SHORT PROBLEM – Scan the data below and pick out the lines containing the word "sind".

INPUT RECORDS –
--------------------

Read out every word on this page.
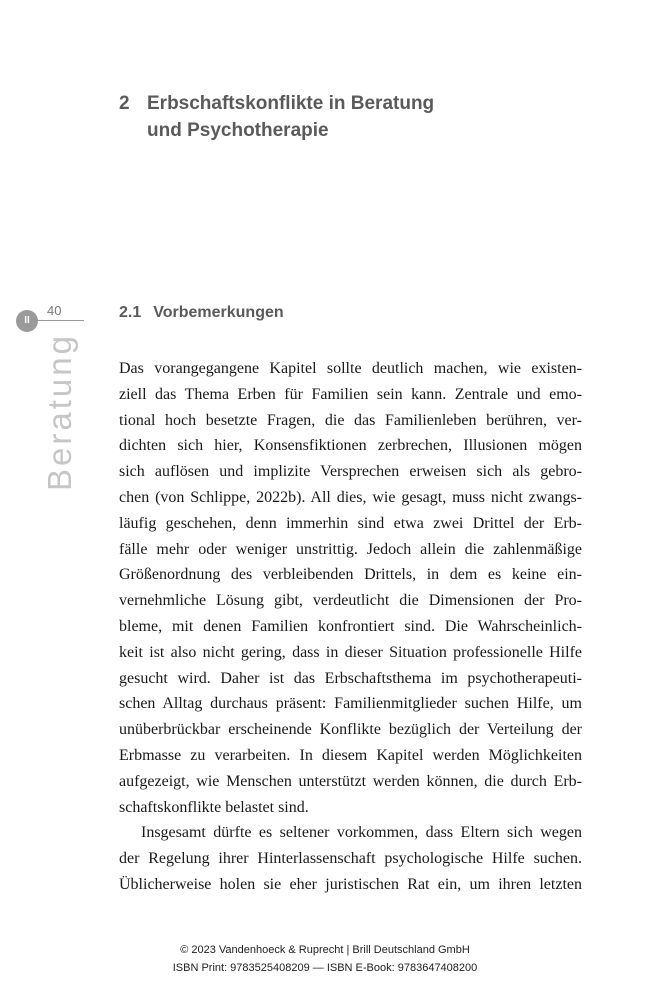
2 Erbschaftskonflikte in Beratung
und Psychotherapie
II
40
Beratung
2.1 Vorbemerkungen
Das vorangegangene Kapitel sollte deutlich machen, wie existen-
ziell das Thema Erben für Familien sein kann. Zentrale und emo-
tional hoch besetzte Fragen, die das Familienleben berühren, ver-
dichten sich hier, Konsensfiktionen zerbrechen, Illusionen mögen
sich auflösen und implizite Versprechen erweisen sich als gebro-
chen (von Schlippe, 2022b). All dies, wie gesagt, muss nicht zwangs-
läufig geschehen, denn immerhin sind etwa zwei Drittel der Erb-
fälle mehr oder weniger unstrittig. Jedoch allein die zahlenmäßige
Größenordnung des verbleibenden Drittels, in dem es keine ein-
vernehmliche Lösung gibt, verdeutlicht die Dimensionen der Pro-
bleme, mit denen Familien konfrontiert sind. Die Wahrscheinlich-
keit ist also nicht gering, dass in dieser Situation professionelle Hilfe
gesucht wird. Daher ist das Erbschaftsthema im psychotherapeuti-
schen Alltag durchaus präsent: Familienmitglieder suchen Hilfe, um
unüberbrückbar erscheinende Konflikte bezüglich der Verteilung der
Erbmasse zu verarbeiten. In diesem Kapitel werden Möglichkeiten
aufgezeigt, wie Menschen unterstützt werden können, die durch Erb-
schaftskonflikte belastet sind.
Insgesamt dürfte es seltener vorkommen, dass Eltern sich wegen
der Regelung ihrer Hinterlassenschaft psychologische Hilfe suchen.
Üblicherweise holen sie eher juristischen Rat ein, um ihren letzten
© 2023 Vandenhoeck & Ruprecht | Brill Deutschland GmbH
ISBN Print: 9783525408209 — ISBN E-Book: 9783647408200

--------------------

IN RESPONSE –
läufig geschehen, denn immerhin sind etwa zwei Drittel der Erb-
bleme, mit denen Familien konfrontiert sind. Die Wahrscheinlich-
schaftskonflikte belastet sind.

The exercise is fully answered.